» **Task to carry out**: Reproduce the listing below in its entirety. Change nothing.

» **Extracted information**:
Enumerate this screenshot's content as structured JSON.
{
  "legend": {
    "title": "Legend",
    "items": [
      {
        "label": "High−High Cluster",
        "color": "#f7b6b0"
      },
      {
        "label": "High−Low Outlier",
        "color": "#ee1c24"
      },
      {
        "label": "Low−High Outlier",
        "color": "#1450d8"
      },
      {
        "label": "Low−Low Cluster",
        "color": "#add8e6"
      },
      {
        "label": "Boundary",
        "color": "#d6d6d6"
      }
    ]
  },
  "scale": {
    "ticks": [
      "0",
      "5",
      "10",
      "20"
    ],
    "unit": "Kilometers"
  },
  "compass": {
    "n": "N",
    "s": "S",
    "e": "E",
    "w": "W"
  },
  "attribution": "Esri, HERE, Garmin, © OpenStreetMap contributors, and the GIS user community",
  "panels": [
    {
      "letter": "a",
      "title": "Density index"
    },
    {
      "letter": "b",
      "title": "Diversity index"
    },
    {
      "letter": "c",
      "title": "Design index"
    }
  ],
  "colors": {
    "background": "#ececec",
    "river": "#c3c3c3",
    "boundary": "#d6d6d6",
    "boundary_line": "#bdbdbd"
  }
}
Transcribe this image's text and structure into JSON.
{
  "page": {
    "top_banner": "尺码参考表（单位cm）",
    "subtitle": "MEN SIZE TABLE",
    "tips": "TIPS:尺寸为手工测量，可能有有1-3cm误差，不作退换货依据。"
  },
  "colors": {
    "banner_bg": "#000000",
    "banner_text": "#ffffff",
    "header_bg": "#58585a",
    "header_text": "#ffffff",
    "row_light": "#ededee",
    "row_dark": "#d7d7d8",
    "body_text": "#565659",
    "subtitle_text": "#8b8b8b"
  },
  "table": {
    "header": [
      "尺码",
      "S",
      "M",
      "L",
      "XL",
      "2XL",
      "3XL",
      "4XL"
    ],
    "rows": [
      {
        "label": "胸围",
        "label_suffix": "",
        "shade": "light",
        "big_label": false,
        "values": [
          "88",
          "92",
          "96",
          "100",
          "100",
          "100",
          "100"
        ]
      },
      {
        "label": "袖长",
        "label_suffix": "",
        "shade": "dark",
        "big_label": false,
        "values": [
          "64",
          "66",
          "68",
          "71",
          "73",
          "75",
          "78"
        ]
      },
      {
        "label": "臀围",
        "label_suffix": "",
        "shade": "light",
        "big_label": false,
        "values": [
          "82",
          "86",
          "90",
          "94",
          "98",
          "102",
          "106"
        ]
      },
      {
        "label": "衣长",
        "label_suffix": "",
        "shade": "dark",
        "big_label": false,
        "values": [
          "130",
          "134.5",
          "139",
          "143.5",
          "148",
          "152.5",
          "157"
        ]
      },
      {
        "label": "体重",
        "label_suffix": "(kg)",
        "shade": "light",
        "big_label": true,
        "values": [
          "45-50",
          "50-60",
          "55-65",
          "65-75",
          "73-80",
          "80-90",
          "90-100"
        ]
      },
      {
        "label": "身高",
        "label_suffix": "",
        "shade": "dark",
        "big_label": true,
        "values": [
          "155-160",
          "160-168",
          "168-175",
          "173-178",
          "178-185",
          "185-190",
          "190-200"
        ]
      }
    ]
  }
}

» **Solution for this exercise**:
Enumerate this screenshot's content as structured JSON.
{
  "legend": {
    "title": "Legend",
    "items": [
      {
        "label": "High−High Cluster",
        "color": "#f7b6b0"
      },
      {
        "label": "High−Low Outlier",
        "color": "#ee1c24"
      },
      {
        "label": "Low−High Outlier",
        "color": "#1450d8"
      },
      {
        "label": "Low−Low Cluster",
        "color": "#add8e6"
      },
      {
        "label": "Boundary",
        "color": "#d6d6d6"
      }
    ]
  },
  "scale": {
    "ticks": [
      "0",
      "5",
      "10",
      "20"
    ],
    "unit": "Kilometers"
  },
  "compass": {
    "n": "N",
    "s": "S",
    "e": "E",
    "w": "W"
  },
  "attribution": "Esri, HERE, Garmin, © OpenStreetMap contributors, and the GIS user community",
  "panels": [
    {
      "letter": "a",
      "title": "Density index"
    },
    {
      "letter": "b",
      "title": "Diversity index"
    },
    {
      "letter": "c",
      "title": "Design index"
    }
  ],
  "colors": {
    "background": "#ececec",
    "river": "#c3c3c3",
    "boundary": "#d6d6d6",
    "boundary_line": "#bdbdbd"
  }
}
Transcribe this image's text and structure into JSON.
{
  "page": {
    "top_banner": "尺码参考表（单位cm）",
    "subtitle": "MEN SIZE TABLE",
    "tips": "TIPS:尺寸为手工测量，可能有有1-3cm误差，不作退换货依据。"
  },
  "colors": {
    "banner_bg": "#000000",
    "banner_text": "#ffffff",
    "header_bg": "#58585a",
    "header_text": "#ffffff",
    "row_light": "#ededee",
    "row_dark": "#d7d7d8",
    "body_text": "#565659",
    "subtitle_text": "#8b8b8b"
  },
  "table": {
    "header": [
      "尺码",
      "S",
      "M",
      "L",
      "XL",
      "2XL",
      "3XL",
      "4XL"
    ],
    "rows": [
      {
        "label": "胸围",
        "label_suffix": "",
        "shade": "light",
        "big_label": false,
        "values": [
          "88",
          "92",
          "96",
          "100",
          "100",
          "100",
          "100"
        ]
      },
      {
        "label": "袖长",
        "label_suffix": "",
        "shade": "dark",
        "big_label": false,
        "values": [
          "64",
          "66",
          "68",
          "71",
          "73",
          "75",
          "78"
        ]
      },
      {
        "label": "臀围",
        "label_suffix": "",
        "shade": "light",
        "big_label": false,
        "values": [
          "82",
          "86",
          "90",
          "94",
          "98",
          "102",
          "106"
        ]
      },
      {
        "label": "衣长",
        "label_suffix": "",
        "shade": "dark",
        "big_label": false,
        "values": [
          "130",
          "134.5",
          "139",
          "143.5",
          "148",
          "152.5",
          "157"
        ]
      },
      {
        "label": "体重",
        "label_suffix": "(kg)",
        "shade": "light",
        "big_label": true,
        "values": [
          "45-50",
          "50-60",
          "55-65",
          "65-75",
          "73-80",
          "80-90",
          "90-100"
        ]
      },
      {
        "label": "身高",
        "label_suffix": "",
        "shade": "dark",
        "big_label": true,
        "values": [
          "155-160",
          "160-168",
          "168-175",
          "173-178",
          "178-185",
          "185-190",
          "190-200"
        ]
      }
    ]
  }
}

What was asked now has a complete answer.